» **DATA TO USE**

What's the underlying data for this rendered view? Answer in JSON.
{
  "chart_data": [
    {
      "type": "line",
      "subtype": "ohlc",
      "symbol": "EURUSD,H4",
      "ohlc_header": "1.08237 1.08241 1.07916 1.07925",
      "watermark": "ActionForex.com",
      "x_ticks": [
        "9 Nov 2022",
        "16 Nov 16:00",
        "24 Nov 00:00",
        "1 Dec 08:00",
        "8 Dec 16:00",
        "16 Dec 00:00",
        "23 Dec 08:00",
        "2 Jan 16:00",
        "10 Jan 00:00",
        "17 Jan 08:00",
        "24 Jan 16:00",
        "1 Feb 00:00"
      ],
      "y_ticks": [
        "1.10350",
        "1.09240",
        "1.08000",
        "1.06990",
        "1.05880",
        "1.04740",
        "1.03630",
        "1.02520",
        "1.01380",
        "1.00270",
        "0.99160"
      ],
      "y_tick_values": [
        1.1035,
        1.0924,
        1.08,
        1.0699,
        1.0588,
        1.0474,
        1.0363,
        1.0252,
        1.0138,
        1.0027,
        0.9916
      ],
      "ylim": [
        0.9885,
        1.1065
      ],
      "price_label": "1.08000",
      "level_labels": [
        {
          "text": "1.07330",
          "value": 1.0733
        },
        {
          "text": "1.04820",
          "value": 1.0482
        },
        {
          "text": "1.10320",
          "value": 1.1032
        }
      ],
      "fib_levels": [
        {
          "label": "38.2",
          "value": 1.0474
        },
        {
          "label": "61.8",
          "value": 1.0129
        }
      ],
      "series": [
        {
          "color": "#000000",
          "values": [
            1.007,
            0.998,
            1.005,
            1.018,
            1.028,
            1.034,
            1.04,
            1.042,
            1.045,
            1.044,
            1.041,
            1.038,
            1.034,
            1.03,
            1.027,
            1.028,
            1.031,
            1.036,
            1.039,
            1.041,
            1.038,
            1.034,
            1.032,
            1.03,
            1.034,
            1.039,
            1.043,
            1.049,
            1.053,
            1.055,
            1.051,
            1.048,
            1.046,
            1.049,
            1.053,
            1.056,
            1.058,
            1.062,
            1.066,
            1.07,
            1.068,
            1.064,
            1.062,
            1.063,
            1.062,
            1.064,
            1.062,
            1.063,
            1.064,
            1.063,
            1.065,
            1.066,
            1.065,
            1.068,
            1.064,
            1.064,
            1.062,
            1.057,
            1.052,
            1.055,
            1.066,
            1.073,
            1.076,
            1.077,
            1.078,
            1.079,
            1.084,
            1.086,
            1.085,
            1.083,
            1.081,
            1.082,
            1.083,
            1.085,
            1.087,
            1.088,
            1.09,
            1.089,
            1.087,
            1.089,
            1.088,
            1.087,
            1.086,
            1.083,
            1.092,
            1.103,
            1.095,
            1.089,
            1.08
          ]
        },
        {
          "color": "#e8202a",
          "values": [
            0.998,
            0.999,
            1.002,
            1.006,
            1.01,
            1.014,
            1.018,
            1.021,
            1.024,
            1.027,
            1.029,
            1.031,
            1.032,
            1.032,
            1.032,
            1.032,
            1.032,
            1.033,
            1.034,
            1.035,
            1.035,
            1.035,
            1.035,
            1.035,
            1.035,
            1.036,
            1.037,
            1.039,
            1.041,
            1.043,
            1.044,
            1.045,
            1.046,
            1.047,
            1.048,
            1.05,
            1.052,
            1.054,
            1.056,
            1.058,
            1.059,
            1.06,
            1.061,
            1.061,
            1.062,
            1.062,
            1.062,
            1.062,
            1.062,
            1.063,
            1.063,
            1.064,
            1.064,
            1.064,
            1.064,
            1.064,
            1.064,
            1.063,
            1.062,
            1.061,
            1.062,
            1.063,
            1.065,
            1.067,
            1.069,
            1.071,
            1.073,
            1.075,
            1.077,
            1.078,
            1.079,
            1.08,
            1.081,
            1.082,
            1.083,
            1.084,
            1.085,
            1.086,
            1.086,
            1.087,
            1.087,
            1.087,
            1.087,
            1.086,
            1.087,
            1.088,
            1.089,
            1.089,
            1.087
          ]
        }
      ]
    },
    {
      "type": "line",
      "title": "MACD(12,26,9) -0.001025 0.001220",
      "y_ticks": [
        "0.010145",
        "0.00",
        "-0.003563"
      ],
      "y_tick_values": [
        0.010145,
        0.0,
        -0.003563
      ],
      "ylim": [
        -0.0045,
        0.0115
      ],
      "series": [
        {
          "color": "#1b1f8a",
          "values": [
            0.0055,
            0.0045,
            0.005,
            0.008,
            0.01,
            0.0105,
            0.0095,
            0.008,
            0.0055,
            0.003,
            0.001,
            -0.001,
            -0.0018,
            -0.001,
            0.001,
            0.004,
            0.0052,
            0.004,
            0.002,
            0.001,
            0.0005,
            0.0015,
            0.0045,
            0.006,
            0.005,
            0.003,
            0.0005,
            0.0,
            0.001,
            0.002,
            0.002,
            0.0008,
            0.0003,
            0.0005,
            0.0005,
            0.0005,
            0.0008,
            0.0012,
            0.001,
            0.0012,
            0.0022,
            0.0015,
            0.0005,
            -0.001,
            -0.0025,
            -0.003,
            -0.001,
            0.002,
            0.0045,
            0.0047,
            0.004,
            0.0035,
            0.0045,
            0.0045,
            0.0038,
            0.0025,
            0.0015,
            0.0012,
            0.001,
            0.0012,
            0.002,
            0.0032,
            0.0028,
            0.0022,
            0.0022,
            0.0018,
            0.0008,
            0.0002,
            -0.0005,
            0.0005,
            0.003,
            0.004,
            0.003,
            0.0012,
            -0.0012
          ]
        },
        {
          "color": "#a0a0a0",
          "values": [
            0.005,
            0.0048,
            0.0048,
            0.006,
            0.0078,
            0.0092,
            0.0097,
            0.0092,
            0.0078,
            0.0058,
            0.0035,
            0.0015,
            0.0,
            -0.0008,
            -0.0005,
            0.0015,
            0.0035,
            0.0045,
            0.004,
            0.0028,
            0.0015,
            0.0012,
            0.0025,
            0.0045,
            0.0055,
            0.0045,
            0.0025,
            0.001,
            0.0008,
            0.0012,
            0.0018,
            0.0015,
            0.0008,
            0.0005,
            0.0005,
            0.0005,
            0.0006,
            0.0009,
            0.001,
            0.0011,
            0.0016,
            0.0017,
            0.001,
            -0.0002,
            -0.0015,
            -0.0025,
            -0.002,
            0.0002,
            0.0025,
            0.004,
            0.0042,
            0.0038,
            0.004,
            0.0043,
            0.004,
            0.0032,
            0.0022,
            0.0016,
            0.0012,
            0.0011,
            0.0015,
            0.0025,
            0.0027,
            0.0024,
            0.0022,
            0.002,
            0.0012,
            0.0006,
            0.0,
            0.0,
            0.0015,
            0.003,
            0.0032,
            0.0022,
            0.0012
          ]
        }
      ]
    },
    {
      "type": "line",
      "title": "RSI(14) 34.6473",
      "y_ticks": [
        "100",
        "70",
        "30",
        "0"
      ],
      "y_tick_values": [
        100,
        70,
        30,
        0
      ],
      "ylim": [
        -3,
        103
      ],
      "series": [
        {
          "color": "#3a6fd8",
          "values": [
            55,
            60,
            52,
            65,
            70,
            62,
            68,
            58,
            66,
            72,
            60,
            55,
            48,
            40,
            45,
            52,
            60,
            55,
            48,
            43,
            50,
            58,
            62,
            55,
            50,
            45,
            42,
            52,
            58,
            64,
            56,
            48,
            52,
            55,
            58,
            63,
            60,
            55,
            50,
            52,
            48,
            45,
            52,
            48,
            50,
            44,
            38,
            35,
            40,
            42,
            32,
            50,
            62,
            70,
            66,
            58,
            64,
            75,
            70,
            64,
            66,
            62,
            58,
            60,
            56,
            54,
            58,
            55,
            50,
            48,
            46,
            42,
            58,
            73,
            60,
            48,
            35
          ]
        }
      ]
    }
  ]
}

» **PROBLEM**
Only the number is wanted: how many lines in the entries above contain the word "color"?

» **COMPLETE RESPONSE**
5